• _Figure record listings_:
__________________________________________________

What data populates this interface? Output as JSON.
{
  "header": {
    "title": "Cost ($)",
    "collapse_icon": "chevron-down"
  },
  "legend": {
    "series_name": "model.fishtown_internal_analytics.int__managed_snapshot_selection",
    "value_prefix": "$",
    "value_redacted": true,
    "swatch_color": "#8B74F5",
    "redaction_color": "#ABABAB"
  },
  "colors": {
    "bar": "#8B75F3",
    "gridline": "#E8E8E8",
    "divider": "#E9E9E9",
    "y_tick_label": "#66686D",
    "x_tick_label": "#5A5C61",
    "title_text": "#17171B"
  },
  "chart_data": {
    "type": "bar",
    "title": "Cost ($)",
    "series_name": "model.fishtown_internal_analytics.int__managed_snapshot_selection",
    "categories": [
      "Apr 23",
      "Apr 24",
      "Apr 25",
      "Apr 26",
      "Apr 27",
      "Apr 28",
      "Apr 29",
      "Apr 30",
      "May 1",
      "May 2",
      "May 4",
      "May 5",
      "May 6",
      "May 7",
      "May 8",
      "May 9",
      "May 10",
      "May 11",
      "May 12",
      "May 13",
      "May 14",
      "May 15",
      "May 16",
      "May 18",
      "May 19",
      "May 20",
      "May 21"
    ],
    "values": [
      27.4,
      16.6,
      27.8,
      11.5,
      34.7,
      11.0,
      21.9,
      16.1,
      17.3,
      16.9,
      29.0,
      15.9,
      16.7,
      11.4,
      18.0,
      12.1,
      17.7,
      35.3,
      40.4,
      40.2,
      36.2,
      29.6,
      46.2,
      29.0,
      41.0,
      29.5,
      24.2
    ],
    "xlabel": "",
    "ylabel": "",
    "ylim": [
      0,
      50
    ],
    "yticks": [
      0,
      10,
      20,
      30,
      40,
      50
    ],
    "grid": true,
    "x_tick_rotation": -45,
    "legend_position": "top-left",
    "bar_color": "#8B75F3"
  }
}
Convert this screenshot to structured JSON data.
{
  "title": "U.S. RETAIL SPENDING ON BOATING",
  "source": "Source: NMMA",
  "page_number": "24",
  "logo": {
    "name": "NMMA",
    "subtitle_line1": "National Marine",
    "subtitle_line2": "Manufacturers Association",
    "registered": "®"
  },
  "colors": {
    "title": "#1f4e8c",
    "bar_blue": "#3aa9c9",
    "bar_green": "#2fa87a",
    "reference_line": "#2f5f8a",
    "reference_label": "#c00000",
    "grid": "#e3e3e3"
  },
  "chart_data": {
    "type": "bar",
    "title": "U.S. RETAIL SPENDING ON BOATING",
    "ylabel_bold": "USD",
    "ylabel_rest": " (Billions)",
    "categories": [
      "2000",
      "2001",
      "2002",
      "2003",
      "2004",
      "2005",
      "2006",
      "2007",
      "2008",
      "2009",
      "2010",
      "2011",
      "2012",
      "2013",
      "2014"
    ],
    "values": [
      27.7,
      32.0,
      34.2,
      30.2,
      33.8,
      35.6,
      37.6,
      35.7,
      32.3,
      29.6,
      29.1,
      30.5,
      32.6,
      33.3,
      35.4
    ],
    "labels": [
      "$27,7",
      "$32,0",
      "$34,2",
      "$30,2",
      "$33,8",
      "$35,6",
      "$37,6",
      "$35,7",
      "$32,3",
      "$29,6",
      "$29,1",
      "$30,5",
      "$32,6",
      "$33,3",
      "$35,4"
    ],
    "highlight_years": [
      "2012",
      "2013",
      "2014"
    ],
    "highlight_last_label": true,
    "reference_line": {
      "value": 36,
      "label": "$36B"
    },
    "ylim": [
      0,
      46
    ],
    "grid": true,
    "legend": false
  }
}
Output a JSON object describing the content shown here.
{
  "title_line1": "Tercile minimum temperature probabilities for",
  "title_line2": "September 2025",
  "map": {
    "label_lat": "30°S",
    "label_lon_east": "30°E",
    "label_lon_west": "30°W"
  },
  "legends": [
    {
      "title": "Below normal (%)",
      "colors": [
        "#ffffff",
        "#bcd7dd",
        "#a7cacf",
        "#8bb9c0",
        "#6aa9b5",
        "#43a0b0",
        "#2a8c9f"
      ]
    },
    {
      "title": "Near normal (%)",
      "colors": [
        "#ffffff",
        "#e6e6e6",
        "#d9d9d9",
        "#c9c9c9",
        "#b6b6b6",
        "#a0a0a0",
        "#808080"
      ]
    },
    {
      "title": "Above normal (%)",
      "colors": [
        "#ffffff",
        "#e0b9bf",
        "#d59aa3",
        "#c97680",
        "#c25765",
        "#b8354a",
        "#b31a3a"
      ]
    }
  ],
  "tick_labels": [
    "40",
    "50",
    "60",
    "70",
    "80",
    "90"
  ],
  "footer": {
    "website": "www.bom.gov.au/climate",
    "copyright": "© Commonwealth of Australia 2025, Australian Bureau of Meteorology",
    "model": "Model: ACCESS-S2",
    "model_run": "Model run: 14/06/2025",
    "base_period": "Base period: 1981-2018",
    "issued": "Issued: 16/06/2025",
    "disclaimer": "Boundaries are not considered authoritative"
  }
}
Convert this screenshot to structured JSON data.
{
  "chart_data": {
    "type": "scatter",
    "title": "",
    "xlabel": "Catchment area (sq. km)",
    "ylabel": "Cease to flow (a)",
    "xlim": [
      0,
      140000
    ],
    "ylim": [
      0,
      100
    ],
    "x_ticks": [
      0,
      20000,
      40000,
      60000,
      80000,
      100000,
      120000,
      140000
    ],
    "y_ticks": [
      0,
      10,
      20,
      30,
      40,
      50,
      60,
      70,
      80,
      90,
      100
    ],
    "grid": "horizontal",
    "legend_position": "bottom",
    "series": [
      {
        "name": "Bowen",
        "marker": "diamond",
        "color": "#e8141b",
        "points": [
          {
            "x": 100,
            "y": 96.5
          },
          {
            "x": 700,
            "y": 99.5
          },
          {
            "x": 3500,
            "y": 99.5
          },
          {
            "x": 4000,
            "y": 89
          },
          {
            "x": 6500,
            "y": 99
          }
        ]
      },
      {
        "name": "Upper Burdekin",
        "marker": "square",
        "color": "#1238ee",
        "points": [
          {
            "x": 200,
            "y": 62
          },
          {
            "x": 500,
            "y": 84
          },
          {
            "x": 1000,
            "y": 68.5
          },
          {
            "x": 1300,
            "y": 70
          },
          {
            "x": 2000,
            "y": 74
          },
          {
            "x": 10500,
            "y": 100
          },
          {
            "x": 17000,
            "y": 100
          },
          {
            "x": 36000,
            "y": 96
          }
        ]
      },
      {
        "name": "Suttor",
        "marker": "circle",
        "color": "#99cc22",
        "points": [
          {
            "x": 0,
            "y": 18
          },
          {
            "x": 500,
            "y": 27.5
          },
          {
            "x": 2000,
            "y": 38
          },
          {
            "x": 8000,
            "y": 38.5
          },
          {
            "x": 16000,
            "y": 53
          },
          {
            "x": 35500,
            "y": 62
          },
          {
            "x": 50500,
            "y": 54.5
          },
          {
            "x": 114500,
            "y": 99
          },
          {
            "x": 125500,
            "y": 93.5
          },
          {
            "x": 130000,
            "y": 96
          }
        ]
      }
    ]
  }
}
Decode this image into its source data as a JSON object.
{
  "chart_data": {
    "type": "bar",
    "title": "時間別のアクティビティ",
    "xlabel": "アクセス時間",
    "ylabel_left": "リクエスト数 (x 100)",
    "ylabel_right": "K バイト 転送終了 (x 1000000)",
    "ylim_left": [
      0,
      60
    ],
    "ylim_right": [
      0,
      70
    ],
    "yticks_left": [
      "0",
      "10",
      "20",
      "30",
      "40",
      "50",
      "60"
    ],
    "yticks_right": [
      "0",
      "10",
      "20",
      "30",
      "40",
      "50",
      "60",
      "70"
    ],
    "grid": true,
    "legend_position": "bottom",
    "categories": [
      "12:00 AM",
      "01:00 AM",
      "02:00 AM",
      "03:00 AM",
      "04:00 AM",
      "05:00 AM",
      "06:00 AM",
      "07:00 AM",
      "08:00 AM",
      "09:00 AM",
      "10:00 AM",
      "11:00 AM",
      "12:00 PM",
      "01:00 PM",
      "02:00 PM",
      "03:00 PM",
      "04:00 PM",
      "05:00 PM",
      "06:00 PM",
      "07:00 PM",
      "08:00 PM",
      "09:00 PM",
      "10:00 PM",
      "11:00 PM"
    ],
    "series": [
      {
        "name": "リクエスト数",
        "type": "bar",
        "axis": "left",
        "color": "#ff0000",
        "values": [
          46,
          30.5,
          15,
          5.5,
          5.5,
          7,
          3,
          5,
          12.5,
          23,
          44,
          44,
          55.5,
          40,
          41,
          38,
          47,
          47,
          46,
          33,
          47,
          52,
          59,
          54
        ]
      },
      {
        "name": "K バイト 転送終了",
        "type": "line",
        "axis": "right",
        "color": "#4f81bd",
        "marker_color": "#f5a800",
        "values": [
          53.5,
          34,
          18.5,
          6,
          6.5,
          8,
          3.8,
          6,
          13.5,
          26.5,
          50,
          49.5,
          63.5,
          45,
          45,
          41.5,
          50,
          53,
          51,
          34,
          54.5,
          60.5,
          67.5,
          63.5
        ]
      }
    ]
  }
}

__________________________________________________

• _Problem to work on_: Which lines hold the word "normal"? Return all of them from the records above.

• _Full response_:
      "title": "Below normal (%)",
      "title": "Near normal (%)",
      "title": "Above normal (%)",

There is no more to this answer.